Exercises to complete =>
a: From the passage on talking with children about sexual decisions, extract the portion starting with "I offer you" and going on through "quite potentially dangerous.".
b: Extend the passage on talking with children about sexual decisions, continuing from the point at which it ends.

Passage =>
──────────

I offer you what I have learned from my children and other people’s children – this is what they need us to talk to them about:
1. What is your sexual philosophy and how do you make sexual decisions? What’s the purpose of sex in your life? How will you know when you are ready for intercourse? What do you mean by sex? Have you noticed that people try to skirt responsibility for sexual decisions by using language like “hook up?” And don’t even get me started on sports references to “bases.” Here’s a hint – if the other person you are with is using language that suggests that sex involves someone winning and someone losing, exit stage left. As I tell my own kids, that person at best will be no good at it and at worst quite potentially dangerous.
2. If you can’t talk about sexual intimacy, then you might want to consider that you are not ready to engage in it. Most of us don't want to talk about it because we are shy. But some people avoid talking about it because it puts them in a position of power and it’s those people that we want our children to avoid and when they don’t avoid them, to know how to get out of a bad situation.
3. What types of sexual acts are you comfortable with? Let me clear here. Don't ask your child this because that would be weird. Instead, advise them that this is something they should ask themselves and a potential partner. We should all consider what kinds of sexual acts have experience with and what we are comfortable with. Maybe I have kissed another person and “made out” (what does THAT mean?) but maybe my clothes have always been on and maybe I am comfortable with that and only that for now. Own it. Don’t apologize or explain, which leads me to 4.
4. We never ever have to justify or explain or get approval about our sexual decisions. If you don’t “do” oral sex you don’t have to explain that. The other person can respond “hey, thanks for letting me know.” Pretty much anything else is grounds for suspicion.

──────────

(Data lines)
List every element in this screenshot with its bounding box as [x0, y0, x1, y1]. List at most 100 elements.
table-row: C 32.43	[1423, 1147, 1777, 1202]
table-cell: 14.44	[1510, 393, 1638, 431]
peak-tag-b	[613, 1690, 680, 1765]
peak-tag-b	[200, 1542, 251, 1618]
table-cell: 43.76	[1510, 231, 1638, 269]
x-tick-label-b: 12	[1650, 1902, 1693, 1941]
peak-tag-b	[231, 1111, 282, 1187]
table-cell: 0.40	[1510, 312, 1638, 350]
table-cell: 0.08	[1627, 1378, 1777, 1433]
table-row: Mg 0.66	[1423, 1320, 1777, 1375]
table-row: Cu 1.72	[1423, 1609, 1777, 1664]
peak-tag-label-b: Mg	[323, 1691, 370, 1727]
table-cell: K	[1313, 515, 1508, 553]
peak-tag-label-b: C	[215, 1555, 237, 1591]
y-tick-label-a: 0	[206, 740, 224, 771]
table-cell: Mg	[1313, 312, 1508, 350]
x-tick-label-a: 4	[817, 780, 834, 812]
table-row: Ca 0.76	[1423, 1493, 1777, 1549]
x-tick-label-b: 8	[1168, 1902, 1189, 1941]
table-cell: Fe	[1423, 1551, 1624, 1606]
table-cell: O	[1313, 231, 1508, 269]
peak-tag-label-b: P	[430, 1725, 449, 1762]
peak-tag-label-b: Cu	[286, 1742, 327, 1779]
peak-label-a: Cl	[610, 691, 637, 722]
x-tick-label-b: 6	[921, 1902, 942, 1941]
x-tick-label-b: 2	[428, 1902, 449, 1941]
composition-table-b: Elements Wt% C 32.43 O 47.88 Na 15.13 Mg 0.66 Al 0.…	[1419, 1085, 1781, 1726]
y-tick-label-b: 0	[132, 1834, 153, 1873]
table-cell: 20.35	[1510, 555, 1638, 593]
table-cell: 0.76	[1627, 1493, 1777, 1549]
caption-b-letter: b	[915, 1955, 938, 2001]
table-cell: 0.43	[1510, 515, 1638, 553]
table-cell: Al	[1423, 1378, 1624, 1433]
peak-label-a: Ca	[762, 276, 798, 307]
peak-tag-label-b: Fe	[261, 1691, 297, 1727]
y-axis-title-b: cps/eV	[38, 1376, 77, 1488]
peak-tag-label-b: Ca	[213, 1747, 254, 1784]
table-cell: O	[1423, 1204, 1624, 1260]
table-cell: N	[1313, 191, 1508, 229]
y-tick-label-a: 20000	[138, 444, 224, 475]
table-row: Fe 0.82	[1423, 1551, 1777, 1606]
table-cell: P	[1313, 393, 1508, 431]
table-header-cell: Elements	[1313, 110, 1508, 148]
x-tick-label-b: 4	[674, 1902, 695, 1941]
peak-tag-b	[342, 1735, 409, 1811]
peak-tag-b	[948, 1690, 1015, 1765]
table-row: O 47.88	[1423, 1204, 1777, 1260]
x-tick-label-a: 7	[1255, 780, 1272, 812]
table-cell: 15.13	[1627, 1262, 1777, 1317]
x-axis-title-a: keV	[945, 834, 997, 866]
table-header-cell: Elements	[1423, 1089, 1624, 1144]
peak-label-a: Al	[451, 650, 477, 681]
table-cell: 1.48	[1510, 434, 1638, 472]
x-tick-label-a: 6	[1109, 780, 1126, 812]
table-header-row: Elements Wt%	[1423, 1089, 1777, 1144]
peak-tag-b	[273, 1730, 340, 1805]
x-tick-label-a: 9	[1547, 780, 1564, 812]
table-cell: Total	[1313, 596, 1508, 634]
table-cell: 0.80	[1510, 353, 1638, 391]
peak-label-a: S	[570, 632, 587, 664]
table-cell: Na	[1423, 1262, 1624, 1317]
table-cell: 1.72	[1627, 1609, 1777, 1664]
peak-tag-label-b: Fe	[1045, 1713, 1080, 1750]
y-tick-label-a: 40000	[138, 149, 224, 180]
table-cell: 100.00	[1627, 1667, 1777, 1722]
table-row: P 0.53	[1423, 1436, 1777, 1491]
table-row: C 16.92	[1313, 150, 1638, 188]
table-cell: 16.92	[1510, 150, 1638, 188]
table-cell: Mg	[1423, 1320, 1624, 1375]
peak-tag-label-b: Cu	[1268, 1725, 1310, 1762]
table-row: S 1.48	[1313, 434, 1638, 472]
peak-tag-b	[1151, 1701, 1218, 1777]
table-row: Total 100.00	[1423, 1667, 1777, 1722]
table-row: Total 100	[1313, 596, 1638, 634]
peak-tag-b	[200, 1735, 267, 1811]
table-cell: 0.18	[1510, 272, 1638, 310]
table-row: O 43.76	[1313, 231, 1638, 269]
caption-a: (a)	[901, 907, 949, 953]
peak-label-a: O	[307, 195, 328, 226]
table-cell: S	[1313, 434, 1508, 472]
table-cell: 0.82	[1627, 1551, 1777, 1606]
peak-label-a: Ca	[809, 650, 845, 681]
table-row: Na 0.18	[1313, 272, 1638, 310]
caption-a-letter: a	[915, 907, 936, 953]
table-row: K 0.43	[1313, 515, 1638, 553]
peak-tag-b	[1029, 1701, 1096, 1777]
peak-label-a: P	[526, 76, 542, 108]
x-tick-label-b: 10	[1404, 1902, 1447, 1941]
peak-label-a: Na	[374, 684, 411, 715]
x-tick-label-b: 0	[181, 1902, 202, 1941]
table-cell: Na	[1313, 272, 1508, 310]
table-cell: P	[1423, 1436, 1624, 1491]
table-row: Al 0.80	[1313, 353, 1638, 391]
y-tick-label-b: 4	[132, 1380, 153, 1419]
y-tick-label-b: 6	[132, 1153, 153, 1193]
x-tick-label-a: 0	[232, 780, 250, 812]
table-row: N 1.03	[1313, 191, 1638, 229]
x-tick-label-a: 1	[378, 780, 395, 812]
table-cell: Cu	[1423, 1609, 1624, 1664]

──────────

Responses for each task =>
a:
I offer you what I have learned from my children and other people’s children – this is what they need us to talk to them about:
1. What is your sexual philosophy and how do you make sexual decisions? What’s the purpose of sex in your life? How will you know when you are ready for intercourse? What do you mean by sex? Have you noticed that people try to skirt responsibility for sexual decisions by using language like “hook up?” And don’t even get me started on sports references to “bases.” Here’s a hint – if the other person you are with is using language that suggests that sex involves someone winning and someone losing, exit stage left. As I tell my own kids, that person at best will be no good at it and at worst quite potentially dangerous.

b:
5. What expectations do I have? What expectations do you have? Is sexual intimacy an expression of committed relationship and I anticipate there will be ongoing contact and communication? Is the other person on the same page? Or am I not wanting a dating relationship and want to be clear that there will be little or no continued contact. Or something else?
6. If this is heterosexual sex, what forms of birth control are we using? Notice the words WE, not she, but we. We should expect our sons and our husbands and male partners to ask and offer to share in the expense. And for both heterosexual and same sex sex, what safe sex methods are we using?
7. And finally…..Sober, enthusiastic consent is the norm and our expectation. It’s important to be very clear with your child that it is your expectation that they seek consent PRIOR to engaging in sexual activity and that this consent conversation can only really occur if both people are sober and therefore able to give consent.
I live in hope that our children can do better than we have done. Take a deep breath and go talk to your kid.